* **Énoncé**
Recopiez les lignes ci-dessous sans rien y changer.

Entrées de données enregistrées
- - - -
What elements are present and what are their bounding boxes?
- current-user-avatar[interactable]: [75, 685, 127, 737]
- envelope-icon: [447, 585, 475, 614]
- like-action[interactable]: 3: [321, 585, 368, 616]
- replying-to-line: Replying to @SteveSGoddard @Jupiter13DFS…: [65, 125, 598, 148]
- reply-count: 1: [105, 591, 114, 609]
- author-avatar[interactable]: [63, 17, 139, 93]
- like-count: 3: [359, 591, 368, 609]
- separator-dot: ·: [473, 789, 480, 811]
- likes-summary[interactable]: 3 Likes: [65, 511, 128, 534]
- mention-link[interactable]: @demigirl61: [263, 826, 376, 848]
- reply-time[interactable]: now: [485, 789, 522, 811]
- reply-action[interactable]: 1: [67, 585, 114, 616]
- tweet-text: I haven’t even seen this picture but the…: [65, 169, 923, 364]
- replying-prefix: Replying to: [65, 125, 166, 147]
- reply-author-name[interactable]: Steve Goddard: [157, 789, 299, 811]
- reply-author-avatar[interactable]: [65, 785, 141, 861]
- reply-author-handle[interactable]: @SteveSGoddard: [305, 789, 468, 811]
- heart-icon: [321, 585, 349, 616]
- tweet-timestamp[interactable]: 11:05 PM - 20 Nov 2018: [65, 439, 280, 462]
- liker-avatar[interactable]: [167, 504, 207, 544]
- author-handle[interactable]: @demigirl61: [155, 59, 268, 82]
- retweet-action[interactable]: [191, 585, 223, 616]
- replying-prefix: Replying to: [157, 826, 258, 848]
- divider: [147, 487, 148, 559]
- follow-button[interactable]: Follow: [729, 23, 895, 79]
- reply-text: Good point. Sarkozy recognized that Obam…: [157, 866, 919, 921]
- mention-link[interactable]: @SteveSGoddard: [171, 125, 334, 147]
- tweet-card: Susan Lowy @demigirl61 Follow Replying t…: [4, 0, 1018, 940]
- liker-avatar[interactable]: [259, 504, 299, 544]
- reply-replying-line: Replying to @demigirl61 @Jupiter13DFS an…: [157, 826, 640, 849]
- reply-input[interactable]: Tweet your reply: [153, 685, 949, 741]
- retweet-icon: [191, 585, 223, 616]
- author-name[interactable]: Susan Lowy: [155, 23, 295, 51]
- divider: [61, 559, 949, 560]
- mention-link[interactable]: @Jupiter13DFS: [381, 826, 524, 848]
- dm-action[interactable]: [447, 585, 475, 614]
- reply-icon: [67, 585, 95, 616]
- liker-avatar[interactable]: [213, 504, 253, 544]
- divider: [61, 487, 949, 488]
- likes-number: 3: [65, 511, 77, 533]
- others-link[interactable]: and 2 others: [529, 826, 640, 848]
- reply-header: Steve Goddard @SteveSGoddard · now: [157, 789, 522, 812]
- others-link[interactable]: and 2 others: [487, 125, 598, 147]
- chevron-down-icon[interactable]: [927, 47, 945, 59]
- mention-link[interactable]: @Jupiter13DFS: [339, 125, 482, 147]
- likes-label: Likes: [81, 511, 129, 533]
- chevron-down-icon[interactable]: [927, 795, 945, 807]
- - - -
* **Résultat attendu**
What elements are present and what are their bounding boxes?
- current-user-avatar[interactable]: [75, 685, 127, 737]
- envelope-icon: [447, 585, 475, 614]
- like-action[interactable]: 3: [321, 585, 368, 616]
- replying-to-line: Replying to @SteveSGoddard @Jupiter13DFS…: [65, 125, 598, 148]
- reply-count: 1: [105, 591, 114, 609]
- author-avatar[interactable]: [63, 17, 139, 93]
- like-count: 3: [359, 591, 368, 609]
- separator-dot: ·: [473, 789, 480, 811]
- likes-summary[interactable]: 3 Likes: [65, 511, 128, 534]
- mention-link[interactable]: @demigirl61: [263, 826, 376, 848]
- reply-time[interactable]: now: [485, 789, 522, 811]
- reply-action[interactable]: 1: [67, 585, 114, 616]
- tweet-text: I haven’t even seen this picture but the…: [65, 169, 923, 364]
- replying-prefix: Replying to: [65, 125, 166, 147]
- reply-author-name[interactable]: Steve Goddard: [157, 789, 299, 811]
- reply-author-avatar[interactable]: [65, 785, 141, 861]
- reply-author-handle[interactable]: @SteveSGoddard: [305, 789, 468, 811]
- heart-icon: [321, 585, 349, 616]
- tweet-timestamp[interactable]: 11:05 PM - 20 Nov 2018: [65, 439, 280, 462]
- liker-avatar[interactable]: [167, 504, 207, 544]
- author-handle[interactable]: @demigirl61: [155, 59, 268, 82]
- retweet-action[interactable]: [191, 585, 223, 616]
- replying-prefix: Replying to: [157, 826, 258, 848]
- divider: [147, 487, 148, 559]
- follow-button[interactable]: Follow: [729, 23, 895, 79]
- reply-text: Good point. Sarkozy recognized that Obam…: [157, 866, 919, 921]
- mention-link[interactable]: @SteveSGoddard: [171, 125, 334, 147]
- tweet-card: Susan Lowy @demigirl61 Follow Replying t…: [4, 0, 1018, 940]
- liker-avatar[interactable]: [259, 504, 299, 544]
- reply-replying-line: Replying to @demigirl61 @Jupiter13DFS an…: [157, 826, 640, 849]
- reply-input[interactable]: Tweet your reply: [153, 685, 949, 741]
- retweet-icon: [191, 585, 223, 616]
- author-name[interactable]: Susan Lowy: [155, 23, 295, 51]
- divider: [61, 559, 949, 560]
- mention-link[interactable]: @Jupiter13DFS: [381, 826, 524, 848]
- dm-action[interactable]: [447, 585, 475, 614]
- reply-icon: [67, 585, 95, 616]
- liker-avatar[interactable]: [213, 504, 253, 544]
- divider: [61, 487, 949, 488]
- likes-number: 3: [65, 511, 77, 533]
- others-link[interactable]: and 2 others: [529, 826, 640, 848]
- reply-header: Steve Goddard @SteveSGoddard · now: [157, 789, 522, 812]
- others-link[interactable]: and 2 others: [487, 125, 598, 147]
- chevron-down-icon[interactable]: [927, 47, 945, 59]
- mention-link[interactable]: @Jupiter13DFS: [339, 125, 482, 147]
- likes-label: Likes: [81, 511, 129, 533]
- chevron-down-icon[interactable]: [927, 795, 945, 807]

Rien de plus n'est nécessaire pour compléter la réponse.